**Required task**
Transcribe every entry word for word, leaving out all images.

**Data listing**
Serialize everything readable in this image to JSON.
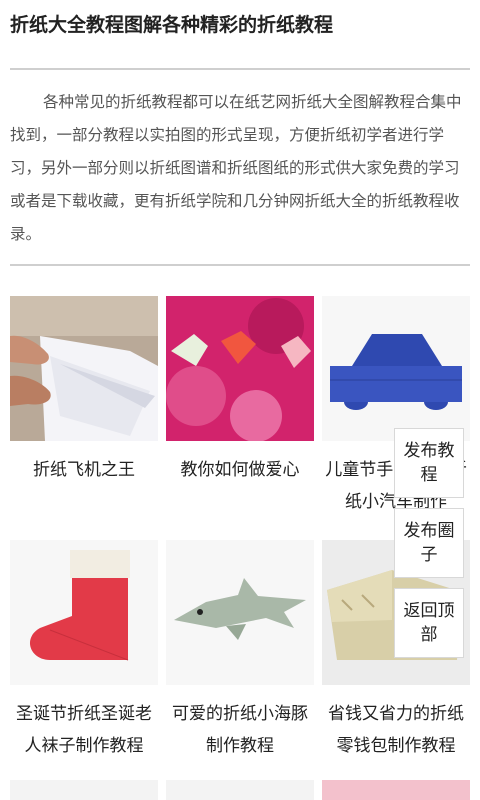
{
  "header": {
    "title": "折纸大全教程图解各种精彩的折纸教程"
  },
  "intro": {
    "text": "各种常见的折纸教程都可以在纸艺网折纸大全图解教程合集中找到，一部分教程以实拍图的形式呈现，方便折纸初学者进行学习，另外一部分则以折纸图谱和折纸图纸的形式供大家免费的学习或者是下载收藏，更有折纸学院和几分钟网折纸大全的折纸教程收录。"
  },
  "cards": [
    {
      "caption": "折纸飞机之王",
      "image": "paper-airplane-photo"
    },
    {
      "caption": "教你如何做爱心",
      "image": "paper-hearts-photo"
    },
    {
      "caption": "儿童节手工折纸 折纸小汽车制作",
      "image": "paper-car-diagram"
    },
    {
      "caption": "圣诞节折纸圣诞老人袜子制作教程",
      "image": "christmas-stocking-diagram"
    },
    {
      "caption": "可爱的折纸小海豚制作教程",
      "image": "paper-dolphin-diagram"
    },
    {
      "caption": "省钱又省力的折纸零钱包制作教程",
      "image": "paper-wallet-photo"
    }
  ],
  "floating_buttons": {
    "publish_tutorial": "发布教程",
    "publish_circle": "发布圈子",
    "back_to_top": "返回顶部"
  },
  "colors": {
    "title": "#222222",
    "body_text": "#555555",
    "divider": "#cfcfcf",
    "car_blue": "#2f49b0",
    "stocking_red": "#e23a48",
    "dolphin_gray": "#a9b8a8"
  }
}
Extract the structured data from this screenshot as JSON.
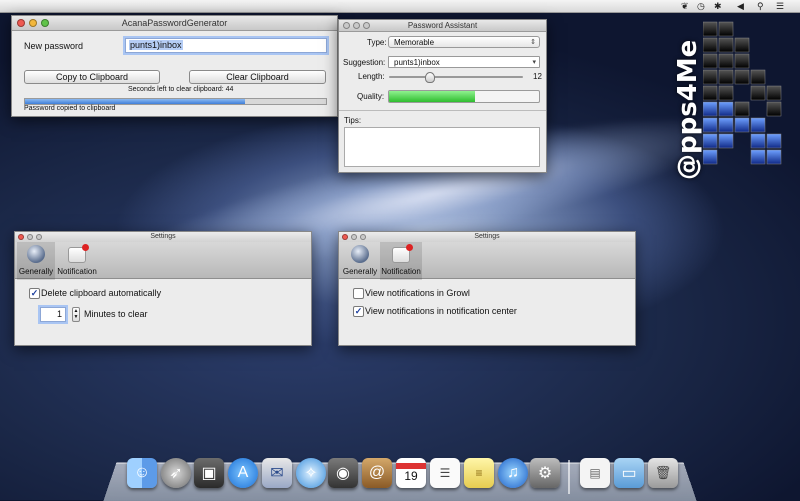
{
  "main_window": {
    "title": "AcanaPasswordGenerator",
    "new_password_label": "New password",
    "new_password_value": "punts1)inbox",
    "copy_button": "Copy to Clipboard",
    "clear_button": "Clear Clipboard",
    "countdown": "Seconds left to clear clipboard: 44",
    "progress_fraction": 0.73,
    "status": "Password copied to clipboard"
  },
  "assistant": {
    "title": "Password Assistant",
    "type_label": "Type:",
    "type_value": "Memorable",
    "suggestion_label": "Suggestion:",
    "suggestion_value": "punts1)inbox",
    "length_label": "Length:",
    "length_value": "12",
    "length_fraction": 0.3,
    "quality_label": "Quality:",
    "quality_fraction": 0.57,
    "tips_label": "Tips:"
  },
  "settings_left": {
    "title": "Settings",
    "tab_general": "Generally",
    "tab_notification": "Notification",
    "delete_label": "Delete clipboard automatically",
    "delete_checked": true,
    "minutes_value": "1",
    "minutes_label": "Minutes to clear"
  },
  "settings_right": {
    "title": "Settings",
    "tab_general": "Generally",
    "tab_notification": "Notification",
    "growl_label": "View notifications in Growl",
    "growl_checked": false,
    "center_label": "View notifications in notification center",
    "center_checked": true
  },
  "watermark": "@pps4Me",
  "dock": {
    "calendar_day": "19",
    "icons": [
      "finder",
      "launchpad",
      "photo-booth",
      "app-store",
      "mail",
      "safari",
      "facetime",
      "contacts",
      "calendar",
      "reminders",
      "notes",
      "itunes",
      "system-preferences",
      "document",
      "folder",
      "trash"
    ]
  },
  "colors": {
    "progress_blue": "#4d8fe0",
    "quality_green": "#3cc93c",
    "selection": "#a9c5f3"
  }
}
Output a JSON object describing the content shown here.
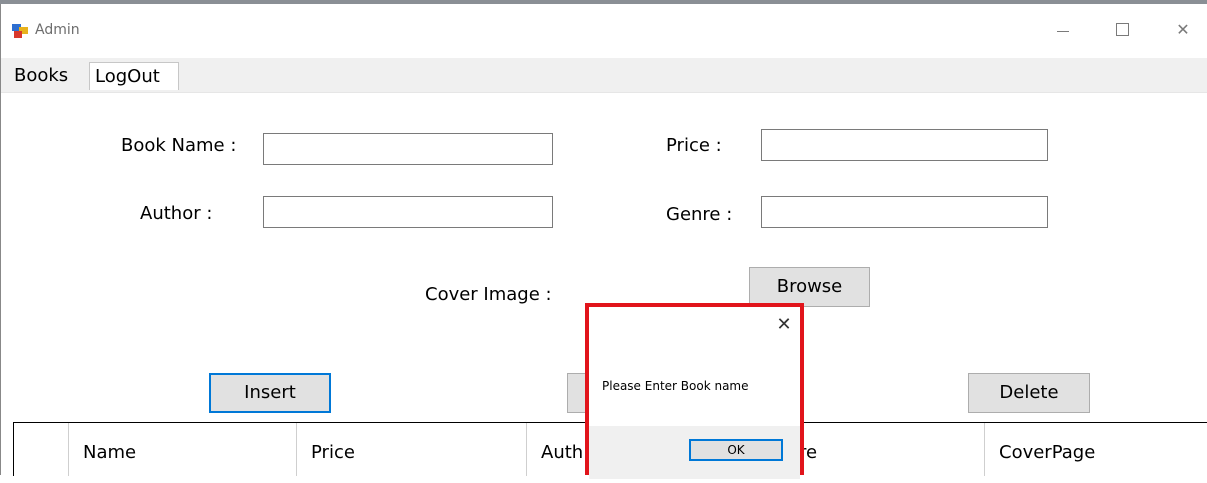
{
  "window": {
    "title": "Admin",
    "controls": {
      "minimize_icon": "minimize-icon",
      "maximize_icon": "maximize-icon",
      "close_icon": "close-icon",
      "close_glyph": "✕"
    }
  },
  "menu": {
    "tabs": [
      {
        "label": "Books"
      },
      {
        "label": "LogOut"
      }
    ]
  },
  "form": {
    "book_name_label": "Book Name :",
    "book_name_value": "",
    "price_label": "Price :",
    "price_value": "",
    "author_label": "Author :",
    "author_value": "",
    "genre_label": "Genre :",
    "genre_value": "",
    "cover_image_label": "Cover Image :",
    "browse_label": "Browse"
  },
  "actions": {
    "insert_label": "Insert",
    "delete_label": "Delete"
  },
  "grid": {
    "columns": [
      "Name",
      "Price",
      "Auth",
      "re",
      "CoverPage"
    ]
  },
  "dialog": {
    "message": "Please Enter Book name",
    "ok_label": "OK",
    "close_glyph": "✕"
  },
  "colors": {
    "accent": "#0078d7",
    "highlight_border": "#e1141b",
    "button_face": "#e1e1e1"
  }
}
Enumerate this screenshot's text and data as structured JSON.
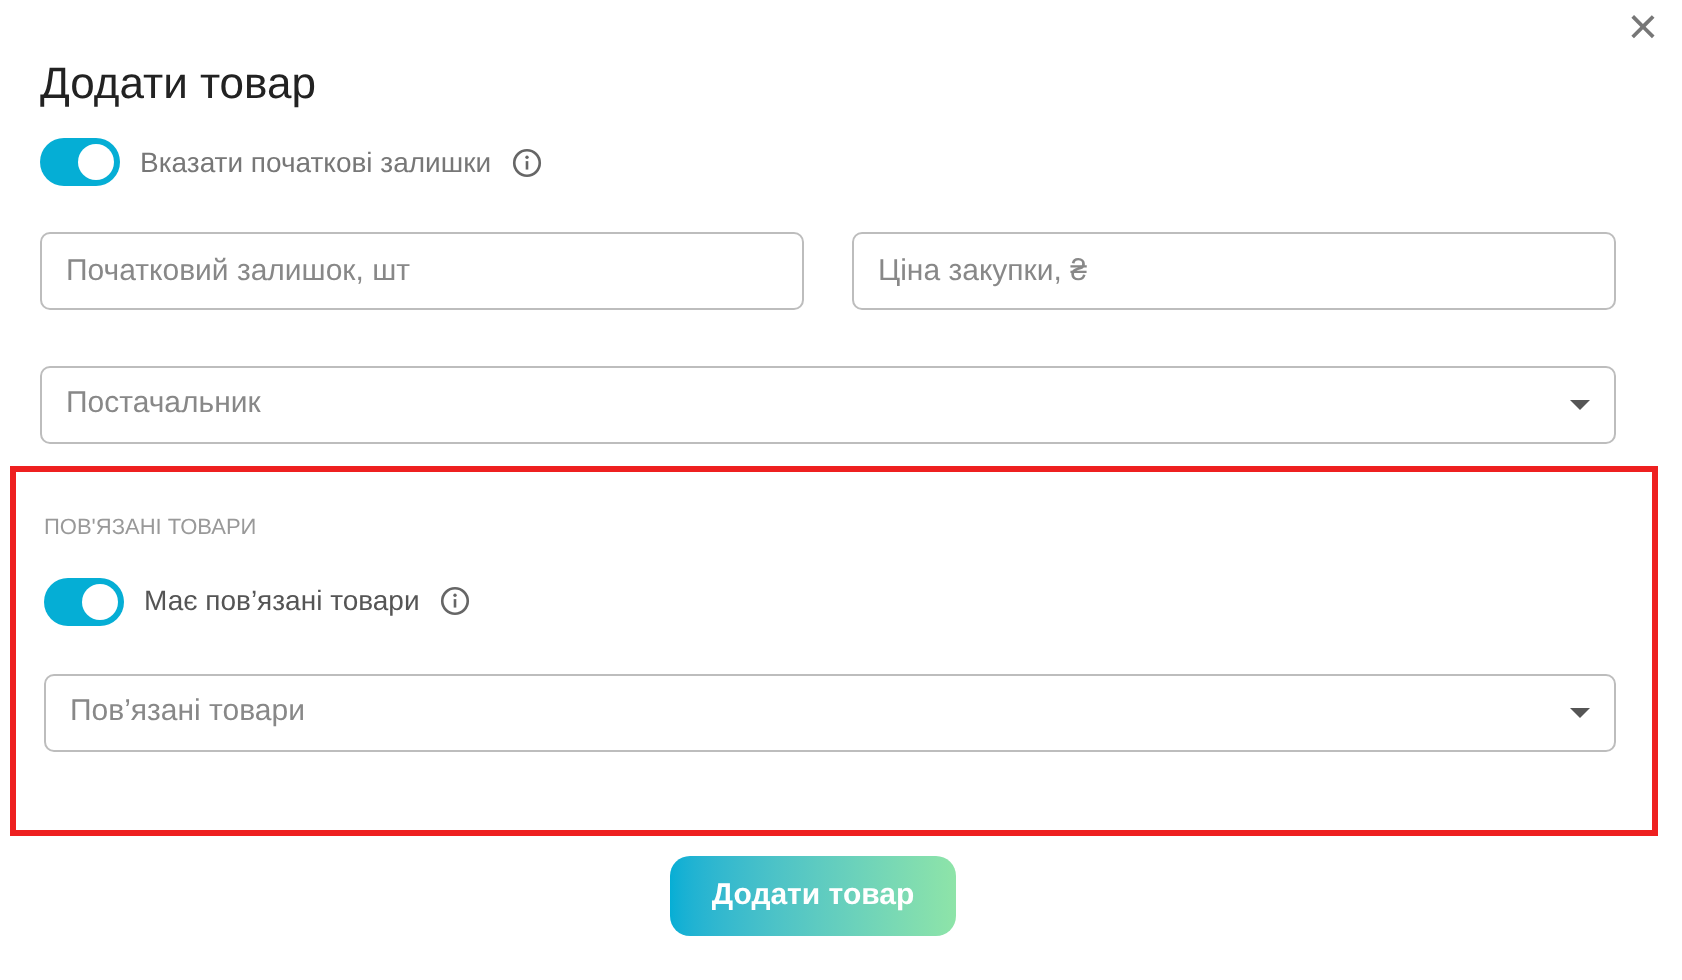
{
  "dialog": {
    "title": "Додати товар",
    "close_label": "×"
  },
  "stock_toggle": {
    "label": "Вказати початкові залишки",
    "on": true
  },
  "fields": [
    {
      "placeholder": "Початковий залишок, шт"
    },
    {
      "placeholder": "Ціна закупки, ₴"
    }
  ],
  "supplier_select": {
    "placeholder": "Постачальник"
  },
  "related_section": {
    "highlighted": true,
    "heading": "ПОВ'ЯЗАНІ ТОВАРИ",
    "toggle": {
      "label": "Має пов’язані товари",
      "on": true
    },
    "select": {
      "placeholder": "Пов’язані товари"
    }
  },
  "submit_button": {
    "label": "Додати товар"
  }
}
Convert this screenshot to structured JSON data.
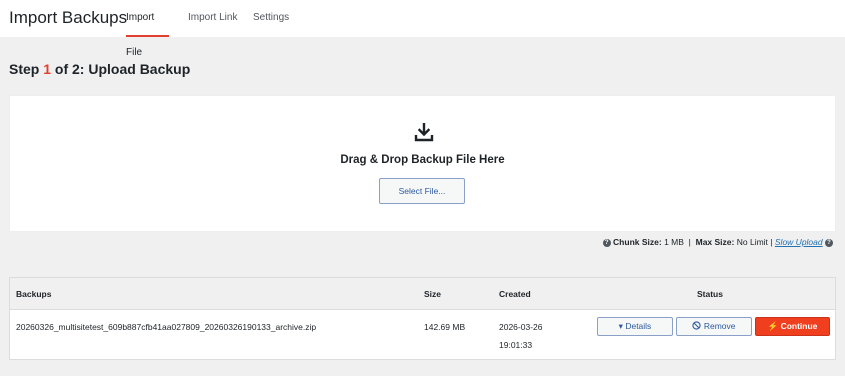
{
  "header": {
    "title": "Import Backups",
    "tabs": [
      {
        "label": "Import File",
        "active": true
      },
      {
        "label": "Import Link",
        "active": false
      },
      {
        "label": "Settings",
        "active": false
      }
    ]
  },
  "step": {
    "prefix": "Step ",
    "number": "1",
    "suffix": " of 2: Upload Backup"
  },
  "dropzone": {
    "icon": "download-icon",
    "text": "Drag & Drop Backup File Here",
    "button": "Select File..."
  },
  "upload_info": {
    "chunk_label": "Chunk Size:",
    "chunk_value": "1 MB",
    "sep": "|",
    "max_label": "Max Size:",
    "max_value": "No Limit",
    "sep2": "|",
    "slow_link": "Slow Upload"
  },
  "table": {
    "columns": [
      "Backups",
      "Size",
      "Created",
      "Status"
    ],
    "rows": [
      {
        "name": "20260326_multisitetest_609b887cfb41aa027809_20260326190133_archive.zip",
        "size": "142.69 MB",
        "created_date": "2026-03-26",
        "created_time": "19:01:33",
        "actions": {
          "details": "Details",
          "remove": "Remove",
          "continue": "Continue"
        }
      }
    ]
  },
  "colors": {
    "accent": "#e2402f",
    "link": "#2271b1",
    "continue": "#f03f1e"
  }
}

**Solution**
Serialize everything readable in this image to JSON.
{
  "header": {
    "title": "折纸大全教程图解各种精彩的折纸教程"
  },
  "intro": {
    "text": "各种常见的折纸教程都可以在纸艺网折纸大全图解教程合集中找到，一部分教程以实拍图的形式呈现，方便折纸初学者进行学习，另外一部分则以折纸图谱和折纸图纸的形式供大家免费的学习或者是下载收藏，更有折纸学院和几分钟网折纸大全的折纸教程收录。"
  },
  "cards": [
    {
      "caption": "折纸飞机之王",
      "image": "paper-airplane-photo"
    },
    {
      "caption": "教你如何做爱心",
      "image": "paper-hearts-photo"
    },
    {
      "caption": "儿童节手工折纸 折纸小汽车制作",
      "image": "paper-car-diagram"
    },
    {
      "caption": "圣诞节折纸圣诞老人袜子制作教程",
      "image": "christmas-stocking-diagram"
    },
    {
      "caption": "可爱的折纸小海豚制作教程",
      "image": "paper-dolphin-diagram"
    },
    {
      "caption": "省钱又省力的折纸零钱包制作教程",
      "image": "paper-wallet-photo"
    }
  ],
  "floating_buttons": {
    "publish_tutorial": "发布教程",
    "publish_circle": "发布圈子",
    "back_to_top": "返回顶部"
  },
  "colors": {
    "title": "#222222",
    "body_text": "#555555",
    "divider": "#cfcfcf",
    "car_blue": "#2f49b0",
    "stocking_red": "#e23a48",
    "dolphin_gray": "#a9b8a8"
  }
}
Extract the structured data from this screenshot as JSON.
{
  "main_window": {
    "title": "AcanaPasswordGenerator",
    "new_password_label": "New password",
    "new_password_value": "punts1)inbox",
    "copy_button": "Copy to Clipboard",
    "clear_button": "Clear Clipboard",
    "countdown": "Seconds left to clear clipboard: 44",
    "progress_fraction": 0.73,
    "status": "Password copied to clipboard"
  },
  "assistant": {
    "title": "Password Assistant",
    "type_label": "Type:",
    "type_value": "Memorable",
    "suggestion_label": "Suggestion:",
    "suggestion_value": "punts1)inbox",
    "length_label": "Length:",
    "length_value": "12",
    "length_fraction": 0.3,
    "quality_label": "Quality:",
    "quality_fraction": 0.57,
    "tips_label": "Tips:"
  },
  "settings_left": {
    "title": "Settings",
    "tab_general": "Generally",
    "tab_notification": "Notification",
    "delete_label": "Delete clipboard automatically",
    "delete_checked": true,
    "minutes_value": "1",
    "minutes_label": "Minutes to clear"
  },
  "settings_right": {
    "title": "Settings",
    "tab_general": "Generally",
    "tab_notification": "Notification",
    "growl_label": "View notifications in Growl",
    "growl_checked": false,
    "center_label": "View notifications in notification center",
    "center_checked": true
  },
  "watermark": "@pps4Me",
  "dock": {
    "calendar_day": "19",
    "icons": [
      "finder",
      "launchpad",
      "photo-booth",
      "app-store",
      "mail",
      "safari",
      "facetime",
      "contacts",
      "calendar",
      "reminders",
      "notes",
      "itunes",
      "system-preferences",
      "document",
      "folder",
      "trash"
    ]
  },
  "colors": {
    "progress_blue": "#4d8fe0",
    "quality_green": "#3cc93c",
    "selection": "#a9c5f3"
  }
}
Output a JSON object describing the content shown here.
{
  "window": {
    "title": "Admin",
    "controls": {
      "minimize_icon": "minimize-icon",
      "maximize_icon": "maximize-icon",
      "close_icon": "close-icon",
      "close_glyph": "✕"
    }
  },
  "menu": {
    "tabs": [
      {
        "label": "Books"
      },
      {
        "label": "LogOut"
      }
    ]
  },
  "form": {
    "book_name_label": "Book Name :",
    "book_name_value": "",
    "price_label": "Price :",
    "price_value": "",
    "author_label": "Author :",
    "author_value": "",
    "genre_label": "Genre :",
    "genre_value": "",
    "cover_image_label": "Cover Image :",
    "browse_label": "Browse"
  },
  "actions": {
    "insert_label": "Insert",
    "delete_label": "Delete"
  },
  "grid": {
    "columns": [
      "Name",
      "Price",
      "Auth",
      "re",
      "CoverPage"
    ]
  },
  "dialog": {
    "message": "Please Enter Book name",
    "ok_label": "OK",
    "close_glyph": "✕"
  },
  "colors": {
    "accent": "#0078d7",
    "highlight_border": "#e1141b",
    "button_face": "#e1e1e1"
  }
}
Enumerate this screenshot's text and data as structured JSON.
{
  "dialog": {
    "title": "Додати товар",
    "close_label": "×"
  },
  "stock_toggle": {
    "label": "Вказати початкові залишки",
    "on": true
  },
  "fields": [
    {
      "placeholder": "Початковий залишок, шт"
    },
    {
      "placeholder": "Ціна закупки, ₴"
    }
  ],
  "supplier_select": {
    "placeholder": "Постачальник"
  },
  "related_section": {
    "highlighted": true,
    "heading": "ПОВ'ЯЗАНІ ТОВАРИ",
    "toggle": {
      "label": "Має пов’язані товари",
      "on": true
    },
    "select": {
      "placeholder": "Пов’язані товари"
    }
  },
  "submit_button": {
    "label": "Додати товар"
  }
}
Convert this screenshot to structured JSON data.
{
  "header": {
    "title": "Import Backups",
    "tabs": [
      {
        "label": "Import File",
        "active": true
      },
      {
        "label": "Import Link",
        "active": false
      },
      {
        "label": "Settings",
        "active": false
      }
    ]
  },
  "step": {
    "prefix": "Step ",
    "number": "1",
    "suffix": " of 2: Upload Backup"
  },
  "dropzone": {
    "icon": "download-icon",
    "text": "Drag & Drop Backup File Here",
    "button": "Select File..."
  },
  "upload_info": {
    "chunk_label": "Chunk Size:",
    "chunk_value": "1 MB",
    "sep": "|",
    "max_label": "Max Size:",
    "max_value": "No Limit",
    "sep2": "|",
    "slow_link": "Slow Upload"
  },
  "table": {
    "columns": [
      "Backups",
      "Size",
      "Created",
      "Status"
    ],
    "rows": [
      {
        "name": "20260326_multisitetest_609b887cfb41aa027809_20260326190133_archive.zip",
        "size": "142.69 MB",
        "created_date": "2026-03-26",
        "created_time": "19:01:33",
        "actions": {
          "details": "Details",
          "remove": "Remove",
          "continue": "Continue"
        }
      }
    ]
  },
  "colors": {
    "accent": "#e2402f",
    "link": "#2271b1",
    "continue": "#f03f1e"
  }
}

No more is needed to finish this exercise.